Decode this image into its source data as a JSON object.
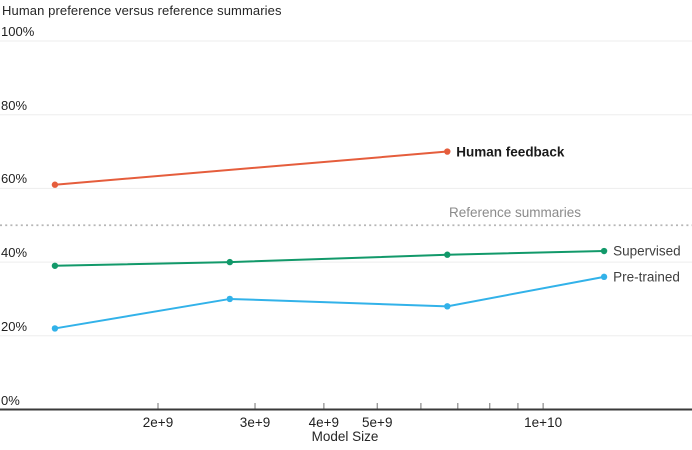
{
  "chart_data": {
    "type": "line",
    "title": "Human preference versus reference summaries",
    "xlabel": "Model Size",
    "x_scale": "log",
    "ylim": [
      0,
      100
    ],
    "grid": "horizontal",
    "legend_position": "line-end-labels",
    "y_ticks": [
      {
        "value": 100,
        "label": "100%"
      },
      {
        "value": 80,
        "label": "80%"
      },
      {
        "value": 60,
        "label": "60%"
      },
      {
        "value": 40,
        "label": "40%"
      },
      {
        "value": 20,
        "label": "20%"
      },
      {
        "value": 0,
        "label": "0%"
      }
    ],
    "x_minor_ticks": [
      2000000000.0,
      3000000000.0,
      4000000000.0,
      5000000000.0,
      6000000000.0,
      7000000000.0,
      8000000000.0,
      9000000000.0,
      10000000000.0
    ],
    "x_labeled_ticks": [
      {
        "x": 2000000000.0,
        "label": "2e+9"
      },
      {
        "x": 3000000000.0,
        "label": "3e+9"
      },
      {
        "x": 4000000000.0,
        "label": "4e+9"
      },
      {
        "x": 5000000000.0,
        "label": "5e+9"
      },
      {
        "x": 10000000000.0,
        "label": "1e+10"
      }
    ],
    "reference_line": {
      "label": "Reference summaries",
      "value": 50
    },
    "series": [
      {
        "name": "Human feedback",
        "color": "#e55d3c",
        "bold_label": true,
        "x": [
          1300000000.0,
          6700000000.0
        ],
        "values": [
          61,
          70
        ]
      },
      {
        "name": "Supervised",
        "color": "#12996a",
        "bold_label": false,
        "x": [
          1300000000.0,
          2700000000.0,
          6700000000.0,
          12900000000.0
        ],
        "values": [
          39,
          40,
          42,
          43
        ]
      },
      {
        "name": "Pre-trained",
        "color": "#32b2e9",
        "bold_label": false,
        "x": [
          1300000000.0,
          2700000000.0,
          6700000000.0,
          12900000000.0
        ],
        "values": [
          22,
          30,
          28,
          36
        ]
      }
    ]
  },
  "colors": {
    "grid": "#ededed",
    "axis": "#3a3a3a",
    "tick": "#8a8a8a",
    "reference_line": "#b6b6b6",
    "text_primary": "#1f1f1f",
    "text_muted": "#8b8b8b"
  }
}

______

[WHAT THE TASK ASKS] Which lines include "summaries"? Copy each of them out.

[THE SOLUTION]
    "title": "Human preference versus reference summaries",
      "label": "Reference summaries",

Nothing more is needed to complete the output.